Dataset items

● ● ● ●

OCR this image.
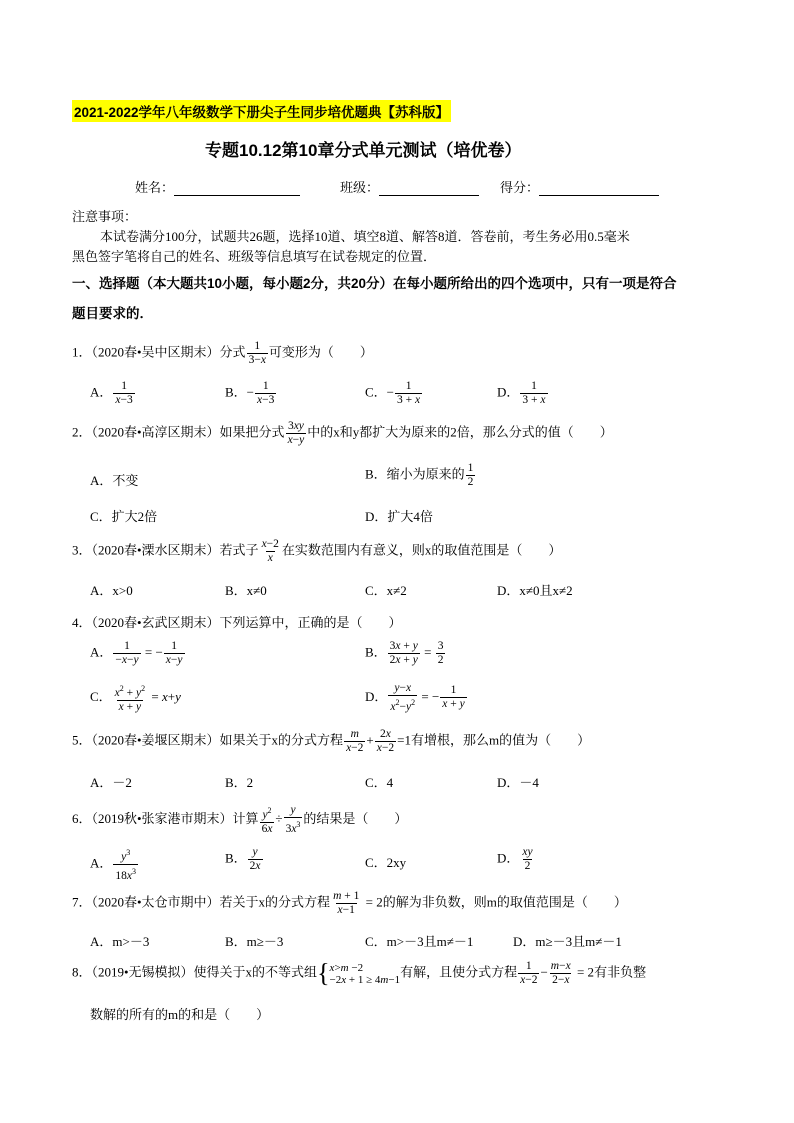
2021-2022学年八年级数学下册尖子生同步培优题典【苏科版】
专题10.12第10章分式单元测试（培优卷）
姓名：	班级：	得分：
注意事项：
本试卷满分100分，试题共26题，选择10道、填空8道、解答8道．答卷前，考生务必用0.5毫米
黑色签字笔将自己的姓名、班级等信息填写在试卷规定的位置．
一、选择题（本大题共10小题，每小题2分，共20分）在每小题所给出的四个选项中，只有一项是符合
题目要求的．
1．（2020春•吴中区期末）分式 $\frac{1}{3-x}$ 可变形为（　　）
A． $\frac{1}{x-3}$	B．− $\frac{1}{x-3}$	C．− $\frac{1}{3 + x}$	D． $\frac{1}{3 + x}$
2．（2020春•高淳区期末）如果把分式 $\frac{3xy}{x-y}$ 中的x和y都扩大为原来的2倍，那么分式的值（　　）
A．不变	B．缩小为原来的 $\frac{1}{2}$
C．扩大2倍	D．扩大4倍
3．（2020春•溧水区期末）若式子 $\frac{x-2}{x}$ 在实数范围内有意义，则x的取值范围是（　　）
A．x>0	B．x≠0	C．x≠2	D．x≠0且x≠2
4．（2020春•玄武区期末）下列运算中，正确的是（　　）
A． $\frac{1}{-x-y}$ = − $\frac{1}{x-y}$	B． $\frac{3x + y}{2x + y} = \frac{3}{2}$
C． $\frac{x^2 + y^2}{x + y} = x+y$	D． $\frac{y-x}{x^2-y^2}$ = − $\frac{1}{x + y}$
5．（2020春•姜堰区期末）如果关于x的分式方程 $\frac{m}{x-2} + \frac{2x}{x-2} =1$有增根，那么m的值为（　　）
A．－2	B．2	C．4	D．－4
6．（2019秋•张家港市期末）计算 $\frac{y^2}{6x} \div \frac{y}{3x^3}$ 的结果是（　　）
A． $\frac{y^3}{18x^3}$	B． $\frac{y}{2x}$	C．2xy	D． $\frac{xy}{2}$
7．（2020春•太仓市期中）若关于x的分式方程 $\frac{m + 1}{x-1} = 2$的解为非负数，则m的取值范围是（　　）
A．m>－3	B．m≥－3	C．m>－3且m≠－1	D．m≥－3且m≠－1
8．（2019•无锡模拟）使得关于x的不等式组{ x>m −2
−2x + 1 ≥ 4m−1
有解，且使分式方程 $\frac{1}{x-2} - \frac{m-x}{2-x} = 2$有非负整
数解的所有的m的和是（　　）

● ● ● ●

Task objective ▸
Quote each line of the listing exactly, but leave the pictures out.

Solution to this problem ▸
OCR this image.
2021-2022学年八年级数学下册尖子生同步培优题典【苏科版】
专题10.12第10章分式单元测试（培优卷）
姓名：	班级：	得分：
注意事项：
本试卷满分100分，试题共26题，选择10道、填空8道、解答8道．答卷前，考生务必用0.5毫米
黑色签字笔将自己的姓名、班级等信息填写在试卷规定的位置．
一、选择题（本大题共10小题，每小题2分，共20分）在每小题所给出的四个选项中，只有一项是符合
题目要求的．
1．（2020春•吴中区期末）分式 $\frac{1}{3-x}$ 可变形为（　　）
A． $\frac{1}{x-3}$	B．− $\frac{1}{x-3}$	C．− $\frac{1}{3 + x}$	D． $\frac{1}{3 + x}$
2．（2020春•高淳区期末）如果把分式 $\frac{3xy}{x-y}$ 中的x和y都扩大为原来的2倍，那么分式的值（　　）
A．不变	B．缩小为原来的 $\frac{1}{2}$
C．扩大2倍	D．扩大4倍
3．（2020春•溧水区期末）若式子 $\frac{x-2}{x}$ 在实数范围内有意义，则x的取值范围是（　　）
A．x>0	B．x≠0	C．x≠2	D．x≠0且x≠2
4．（2020春•玄武区期末）下列运算中，正确的是（　　）
A． $\frac{1}{-x-y}$ = − $\frac{1}{x-y}$	B． $\frac{3x + y}{2x + y} = \frac{3}{2}$
C． $\frac{x^2 + y^2}{x + y} = x+y$	D． $\frac{y-x}{x^2-y^2}$ = − $\frac{1}{x + y}$
5．（2020春•姜堰区期末）如果关于x的分式方程 $\frac{m}{x-2} + \frac{2x}{x-2} =1$有增根，那么m的值为（　　）
A．－2	B．2	C．4	D．－4
6．（2019秋•张家港市期末）计算 $\frac{y^2}{6x} \div \frac{y}{3x^3}$ 的结果是（　　）
A． $\frac{y^3}{18x^3}$	B． $\frac{y}{2x}$	C．2xy	D． $\frac{xy}{2}$
7．（2020春•太仓市期中）若关于x的分式方程 $\frac{m + 1}{x-1} = 2$的解为非负数，则m的取值范围是（　　）
A．m>－3	B．m≥－3	C．m>－3且m≠－1	D．m≥－3且m≠－1
8．（2019•无锡模拟）使得关于x的不等式组{ x>m −2
−2x + 1 ≥ 4m−1
有解，且使分式方程 $\frac{1}{x-2} - \frac{m-x}{2-x} = 2$有非负整
数解的所有的m的和是（　　）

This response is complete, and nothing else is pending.